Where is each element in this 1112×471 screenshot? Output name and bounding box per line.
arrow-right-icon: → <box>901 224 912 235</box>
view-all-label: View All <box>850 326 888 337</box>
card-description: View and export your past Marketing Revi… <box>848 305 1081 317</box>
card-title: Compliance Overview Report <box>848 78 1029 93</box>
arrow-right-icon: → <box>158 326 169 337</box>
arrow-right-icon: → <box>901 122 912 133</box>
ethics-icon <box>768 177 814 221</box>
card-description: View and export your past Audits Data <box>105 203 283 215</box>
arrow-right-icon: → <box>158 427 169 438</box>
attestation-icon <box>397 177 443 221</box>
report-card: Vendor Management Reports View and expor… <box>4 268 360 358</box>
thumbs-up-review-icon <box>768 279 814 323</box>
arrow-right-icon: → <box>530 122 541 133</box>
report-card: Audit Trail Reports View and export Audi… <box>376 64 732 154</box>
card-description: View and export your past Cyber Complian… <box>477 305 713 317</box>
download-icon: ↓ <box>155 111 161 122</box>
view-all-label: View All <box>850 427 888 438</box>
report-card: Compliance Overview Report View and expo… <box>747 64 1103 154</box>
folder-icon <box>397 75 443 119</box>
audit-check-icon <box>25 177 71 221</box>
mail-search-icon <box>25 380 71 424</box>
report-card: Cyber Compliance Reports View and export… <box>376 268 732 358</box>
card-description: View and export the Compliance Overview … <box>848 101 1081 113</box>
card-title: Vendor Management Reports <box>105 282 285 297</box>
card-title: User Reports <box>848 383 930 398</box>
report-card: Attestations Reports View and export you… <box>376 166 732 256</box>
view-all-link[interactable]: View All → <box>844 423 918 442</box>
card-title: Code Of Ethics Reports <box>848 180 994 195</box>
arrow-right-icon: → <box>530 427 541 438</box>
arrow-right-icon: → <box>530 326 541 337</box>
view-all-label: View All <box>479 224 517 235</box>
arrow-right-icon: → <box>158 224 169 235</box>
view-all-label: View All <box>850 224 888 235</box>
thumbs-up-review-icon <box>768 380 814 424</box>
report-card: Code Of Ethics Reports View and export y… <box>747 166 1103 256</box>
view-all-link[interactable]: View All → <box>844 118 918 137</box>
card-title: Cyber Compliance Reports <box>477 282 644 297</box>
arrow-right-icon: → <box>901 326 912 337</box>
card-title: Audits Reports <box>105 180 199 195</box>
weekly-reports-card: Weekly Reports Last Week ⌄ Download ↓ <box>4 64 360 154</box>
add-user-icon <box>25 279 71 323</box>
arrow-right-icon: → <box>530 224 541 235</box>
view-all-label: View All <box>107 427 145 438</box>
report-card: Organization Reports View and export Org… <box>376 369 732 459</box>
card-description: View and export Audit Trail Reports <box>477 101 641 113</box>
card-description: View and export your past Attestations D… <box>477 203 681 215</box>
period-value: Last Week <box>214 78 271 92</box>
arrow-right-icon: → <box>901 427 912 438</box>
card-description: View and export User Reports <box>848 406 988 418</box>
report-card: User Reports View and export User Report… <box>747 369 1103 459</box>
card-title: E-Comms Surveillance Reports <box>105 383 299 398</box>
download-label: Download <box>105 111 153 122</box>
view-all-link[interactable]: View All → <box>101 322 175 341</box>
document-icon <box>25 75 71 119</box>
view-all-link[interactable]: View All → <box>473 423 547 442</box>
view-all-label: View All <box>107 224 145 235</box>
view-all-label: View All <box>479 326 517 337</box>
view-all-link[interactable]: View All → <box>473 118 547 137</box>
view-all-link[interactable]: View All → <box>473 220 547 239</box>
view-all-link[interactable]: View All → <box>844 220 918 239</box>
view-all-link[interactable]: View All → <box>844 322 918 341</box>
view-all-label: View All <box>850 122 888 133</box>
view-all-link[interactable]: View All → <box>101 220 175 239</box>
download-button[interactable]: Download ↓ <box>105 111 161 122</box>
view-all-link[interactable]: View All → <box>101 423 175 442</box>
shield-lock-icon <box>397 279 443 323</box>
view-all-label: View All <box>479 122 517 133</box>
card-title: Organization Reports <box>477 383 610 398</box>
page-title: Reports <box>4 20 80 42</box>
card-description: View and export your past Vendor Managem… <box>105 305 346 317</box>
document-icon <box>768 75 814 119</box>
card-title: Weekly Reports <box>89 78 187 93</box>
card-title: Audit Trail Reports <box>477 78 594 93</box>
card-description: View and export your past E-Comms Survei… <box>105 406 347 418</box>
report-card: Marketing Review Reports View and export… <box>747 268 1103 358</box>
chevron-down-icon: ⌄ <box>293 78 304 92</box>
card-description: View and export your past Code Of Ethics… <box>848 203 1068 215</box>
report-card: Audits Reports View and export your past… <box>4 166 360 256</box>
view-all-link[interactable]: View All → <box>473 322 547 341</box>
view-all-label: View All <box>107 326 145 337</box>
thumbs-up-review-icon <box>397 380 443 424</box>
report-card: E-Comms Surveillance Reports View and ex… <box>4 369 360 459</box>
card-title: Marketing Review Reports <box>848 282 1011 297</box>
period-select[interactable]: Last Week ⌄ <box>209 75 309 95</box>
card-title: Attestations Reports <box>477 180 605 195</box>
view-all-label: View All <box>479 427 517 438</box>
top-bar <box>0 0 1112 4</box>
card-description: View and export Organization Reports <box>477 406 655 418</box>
--
### WORK TO BE COMPLETED
Copy out every line of the listing above word for word, with nothing added, dropped or changed.

### TASK RESPONSE
Where is each element in this 1112×471 screenshot? Output name and bounding box per line.
arrow-right-icon: → <box>901 224 912 235</box>
view-all-label: View All <box>850 326 888 337</box>
card-description: View and export your past Marketing Revi… <box>848 305 1081 317</box>
card-title: Compliance Overview Report <box>848 78 1029 93</box>
arrow-right-icon: → <box>158 326 169 337</box>
arrow-right-icon: → <box>901 122 912 133</box>
ethics-icon <box>768 177 814 221</box>
card-description: View and export your past Audits Data <box>105 203 283 215</box>
arrow-right-icon: → <box>158 427 169 438</box>
attestation-icon <box>397 177 443 221</box>
report-card: Vendor Management Reports View and expor… <box>4 268 360 358</box>
thumbs-up-review-icon <box>768 279 814 323</box>
arrow-right-icon: → <box>530 122 541 133</box>
report-card: Audit Trail Reports View and export Audi… <box>376 64 732 154</box>
card-description: View and export your past Cyber Complian… <box>477 305 713 317</box>
download-icon: ↓ <box>155 111 161 122</box>
view-all-label: View All <box>850 427 888 438</box>
report-card: Compliance Overview Report View and expo… <box>747 64 1103 154</box>
folder-icon <box>397 75 443 119</box>
audit-check-icon <box>25 177 71 221</box>
mail-search-icon <box>25 380 71 424</box>
report-card: Cyber Compliance Reports View and export… <box>376 268 732 358</box>
card-description: View and export the Compliance Overview … <box>848 101 1081 113</box>
card-title: Vendor Management Reports <box>105 282 285 297</box>
card-title: User Reports <box>848 383 930 398</box>
report-card: Attestations Reports View and export you… <box>376 166 732 256</box>
view-all-link[interactable]: View All → <box>844 423 918 442</box>
card-title: Code Of Ethics Reports <box>848 180 994 195</box>
arrow-right-icon: → <box>530 427 541 438</box>
arrow-right-icon: → <box>530 326 541 337</box>
view-all-label: View All <box>479 224 517 235</box>
arrow-right-icon: → <box>158 224 169 235</box>
view-all-label: View All <box>850 224 888 235</box>
thumbs-up-review-icon <box>768 380 814 424</box>
report-card: Code Of Ethics Reports View and export y… <box>747 166 1103 256</box>
view-all-link[interactable]: View All → <box>844 118 918 137</box>
card-title: Cyber Compliance Reports <box>477 282 644 297</box>
arrow-right-icon: → <box>901 326 912 337</box>
card-title: Audits Reports <box>105 180 199 195</box>
weekly-reports-card: Weekly Reports Last Week ⌄ Download ↓ <box>4 64 360 154</box>
add-user-icon <box>25 279 71 323</box>
arrow-right-icon: → <box>530 224 541 235</box>
view-all-label: View All <box>107 427 145 438</box>
report-card: Organization Reports View and export Org… <box>376 369 732 459</box>
card-description: View and export Audit Trail Reports <box>477 101 641 113</box>
card-description: View and export your past Attestations D… <box>477 203 681 215</box>
period-value: Last Week <box>214 78 271 92</box>
arrow-right-icon: → <box>901 427 912 438</box>
card-description: View and export User Reports <box>848 406 988 418</box>
report-card: User Reports View and export User Report… <box>747 369 1103 459</box>
card-title: E-Comms Surveillance Reports <box>105 383 299 398</box>
download-label: Download <box>105 111 153 122</box>
view-all-link[interactable]: View All → <box>101 322 175 341</box>
document-icon <box>25 75 71 119</box>
view-all-link[interactable]: View All → <box>473 423 547 442</box>
view-all-label: View All <box>107 224 145 235</box>
view-all-label: View All <box>479 326 517 337</box>
view-all-link[interactable]: View All → <box>473 118 547 137</box>
view-all-link[interactable]: View All → <box>473 220 547 239</box>
view-all-link[interactable]: View All → <box>844 220 918 239</box>
view-all-link[interactable]: View All → <box>844 322 918 341</box>
view-all-label: View All <box>850 122 888 133</box>
view-all-link[interactable]: View All → <box>101 220 175 239</box>
download-button[interactable]: Download ↓ <box>105 111 161 122</box>
view-all-link[interactable]: View All → <box>101 423 175 442</box>
shield-lock-icon <box>397 279 443 323</box>
view-all-label: View All <box>479 122 517 133</box>
card-title: Organization Reports <box>477 383 610 398</box>
page-title: Reports <box>4 20 80 42</box>
card-description: View and export your past Vendor Managem… <box>105 305 346 317</box>
document-icon <box>768 75 814 119</box>
card-title: Weekly Reports <box>89 78 187 93</box>
card-title: Audit Trail Reports <box>477 78 594 93</box>
card-description: View and export your past E-Comms Survei… <box>105 406 347 418</box>
report-card: Marketing Review Reports View and export… <box>747 268 1103 358</box>
chevron-down-icon: ⌄ <box>293 78 304 92</box>
card-description: View and export your past Code Of Ethics… <box>848 203 1068 215</box>
report-card: Audits Reports View and export your past… <box>4 166 360 256</box>
view-all-link[interactable]: View All → <box>473 322 547 341</box>
view-all-label: View All <box>107 326 145 337</box>
thumbs-up-review-icon <box>397 380 443 424</box>
report-card: E-Comms Surveillance Reports View and ex… <box>4 369 360 459</box>
card-title: Marketing Review Reports <box>848 282 1011 297</box>
period-select[interactable]: Last Week ⌄ <box>209 75 309 95</box>
card-title: Attestations Reports <box>477 180 605 195</box>
view-all-label: View All <box>479 427 517 438</box>
top-bar <box>0 0 1112 4</box>
card-description: View and export Organization Reports <box>477 406 655 418</box>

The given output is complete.